__EXCERPTED RECORDS__.
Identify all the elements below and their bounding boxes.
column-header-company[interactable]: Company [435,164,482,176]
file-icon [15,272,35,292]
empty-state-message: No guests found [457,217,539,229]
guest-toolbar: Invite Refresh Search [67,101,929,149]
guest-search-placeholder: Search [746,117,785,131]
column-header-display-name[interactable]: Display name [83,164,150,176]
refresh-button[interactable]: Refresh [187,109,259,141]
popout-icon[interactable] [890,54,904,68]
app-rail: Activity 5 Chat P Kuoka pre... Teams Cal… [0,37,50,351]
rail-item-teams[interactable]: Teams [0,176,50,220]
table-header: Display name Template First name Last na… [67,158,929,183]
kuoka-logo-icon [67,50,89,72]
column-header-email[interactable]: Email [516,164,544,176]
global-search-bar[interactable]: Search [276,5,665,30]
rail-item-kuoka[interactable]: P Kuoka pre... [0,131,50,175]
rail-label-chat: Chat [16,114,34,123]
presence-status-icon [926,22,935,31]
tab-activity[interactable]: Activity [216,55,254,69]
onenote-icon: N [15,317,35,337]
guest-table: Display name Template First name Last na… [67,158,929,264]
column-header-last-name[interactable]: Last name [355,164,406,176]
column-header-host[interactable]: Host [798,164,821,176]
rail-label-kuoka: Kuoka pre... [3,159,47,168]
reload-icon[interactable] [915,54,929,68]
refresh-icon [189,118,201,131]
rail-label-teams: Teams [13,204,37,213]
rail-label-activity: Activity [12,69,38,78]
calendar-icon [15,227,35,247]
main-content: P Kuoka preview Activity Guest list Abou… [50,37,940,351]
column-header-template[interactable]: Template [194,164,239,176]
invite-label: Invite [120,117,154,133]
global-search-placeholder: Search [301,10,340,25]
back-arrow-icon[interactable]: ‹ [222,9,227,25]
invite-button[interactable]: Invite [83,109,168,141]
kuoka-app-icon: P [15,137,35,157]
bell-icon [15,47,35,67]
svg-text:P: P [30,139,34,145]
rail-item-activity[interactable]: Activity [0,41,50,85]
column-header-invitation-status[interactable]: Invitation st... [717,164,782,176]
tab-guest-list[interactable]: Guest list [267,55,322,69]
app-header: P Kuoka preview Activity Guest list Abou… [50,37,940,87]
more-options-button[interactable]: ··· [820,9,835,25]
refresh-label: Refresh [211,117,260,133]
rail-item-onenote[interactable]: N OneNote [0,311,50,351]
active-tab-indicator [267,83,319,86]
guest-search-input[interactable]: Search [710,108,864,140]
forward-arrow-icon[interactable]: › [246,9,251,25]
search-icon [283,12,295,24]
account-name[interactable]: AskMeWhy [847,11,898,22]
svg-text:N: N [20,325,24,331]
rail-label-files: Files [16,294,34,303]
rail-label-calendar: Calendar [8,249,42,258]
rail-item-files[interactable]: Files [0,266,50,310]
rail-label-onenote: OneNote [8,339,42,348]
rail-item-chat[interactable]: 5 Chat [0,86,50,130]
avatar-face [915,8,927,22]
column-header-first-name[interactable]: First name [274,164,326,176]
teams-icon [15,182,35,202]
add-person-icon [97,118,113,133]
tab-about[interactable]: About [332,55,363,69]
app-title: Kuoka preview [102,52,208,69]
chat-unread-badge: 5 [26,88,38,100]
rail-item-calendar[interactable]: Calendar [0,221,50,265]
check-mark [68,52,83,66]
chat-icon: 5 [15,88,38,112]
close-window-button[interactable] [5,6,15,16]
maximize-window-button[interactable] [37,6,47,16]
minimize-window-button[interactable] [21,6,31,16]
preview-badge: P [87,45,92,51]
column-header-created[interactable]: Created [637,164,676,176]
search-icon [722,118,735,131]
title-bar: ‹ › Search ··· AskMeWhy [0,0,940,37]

__EXERCISE__.
Reproduce every line of the entries above with no changes.

__SOLUTION TO THIS TASK__.
Identify all the elements below and their bounding boxes.
column-header-company[interactable]: Company [435,164,482,176]
file-icon [15,272,35,292]
empty-state-message: No guests found [457,217,539,229]
guest-toolbar: Invite Refresh Search [67,101,929,149]
guest-search-placeholder: Search [746,117,785,131]
column-header-display-name[interactable]: Display name [83,164,150,176]
refresh-button[interactable]: Refresh [187,109,259,141]
popout-icon[interactable] [890,54,904,68]
app-rail: Activity 5 Chat P Kuoka pre... Teams Cal… [0,37,50,351]
rail-item-teams[interactable]: Teams [0,176,50,220]
table-header: Display name Template First name Last na… [67,158,929,183]
kuoka-logo-icon [67,50,89,72]
column-header-email[interactable]: Email [516,164,544,176]
global-search-bar[interactable]: Search [276,5,665,30]
rail-item-kuoka[interactable]: P Kuoka pre... [0,131,50,175]
rail-label-chat: Chat [16,114,34,123]
presence-status-icon [926,22,935,31]
tab-activity[interactable]: Activity [216,55,254,69]
onenote-icon: N [15,317,35,337]
guest-table: Display name Template First name Last na… [67,158,929,264]
column-header-last-name[interactable]: Last name [355,164,406,176]
column-header-host[interactable]: Host [798,164,821,176]
rail-label-kuoka: Kuoka pre... [3,159,47,168]
reload-icon[interactable] [915,54,929,68]
refresh-icon [189,118,201,131]
rail-label-teams: Teams [13,204,37,213]
rail-label-activity: Activity [12,69,38,78]
calendar-icon [15,227,35,247]
main-content: P Kuoka preview Activity Guest list Abou… [50,37,940,351]
column-header-template[interactable]: Template [194,164,239,176]
invite-label: Invite [120,117,154,133]
global-search-placeholder: Search [301,10,340,25]
back-arrow-icon[interactable]: ‹ [222,9,227,25]
invite-button[interactable]: Invite [83,109,168,141]
kuoka-app-icon: P [15,137,35,157]
bell-icon [15,47,35,67]
svg-text:P: P [30,139,34,145]
rail-item-activity[interactable]: Activity [0,41,50,85]
column-header-invitation-status[interactable]: Invitation st... [717,164,782,176]
tab-guest-list[interactable]: Guest list [267,55,322,69]
app-header: P Kuoka preview Activity Guest list Abou… [50,37,940,87]
more-options-button[interactable]: ··· [820,9,835,25]
refresh-label: Refresh [211,117,260,133]
rail-item-onenote[interactable]: N OneNote [0,311,50,351]
active-tab-indicator [267,83,319,86]
guest-search-input[interactable]: Search [710,108,864,140]
forward-arrow-icon[interactable]: › [246,9,251,25]
search-icon [283,12,295,24]
account-name[interactable]: AskMeWhy [847,11,898,22]
svg-text:N: N [20,325,24,331]
rail-label-files: Files [16,294,34,303]
rail-label-calendar: Calendar [8,249,42,258]
rail-item-files[interactable]: Files [0,266,50,310]
rail-label-onenote: OneNote [8,339,42,348]
rail-item-chat[interactable]: 5 Chat [0,86,50,130]
avatar-face [915,8,927,22]
column-header-first-name[interactable]: First name [274,164,326,176]
teams-icon [15,182,35,202]
add-person-icon [97,118,113,133]
tab-about[interactable]: About [332,55,363,69]
app-title: Kuoka preview [102,52,208,69]
chat-unread-badge: 5 [26,88,38,100]
rail-item-calendar[interactable]: Calendar [0,221,50,265]
check-mark [68,52,83,66]
chat-icon: 5 [15,88,38,112]
close-window-button[interactable] [5,6,15,16]
maximize-window-button[interactable] [37,6,47,16]
minimize-window-button[interactable] [21,6,31,16]
preview-badge: P [87,45,92,51]
column-header-created[interactable]: Created [637,164,676,176]
search-icon [722,118,735,131]
title-bar: ‹ › Search ··· AskMeWhy [0,0,940,37]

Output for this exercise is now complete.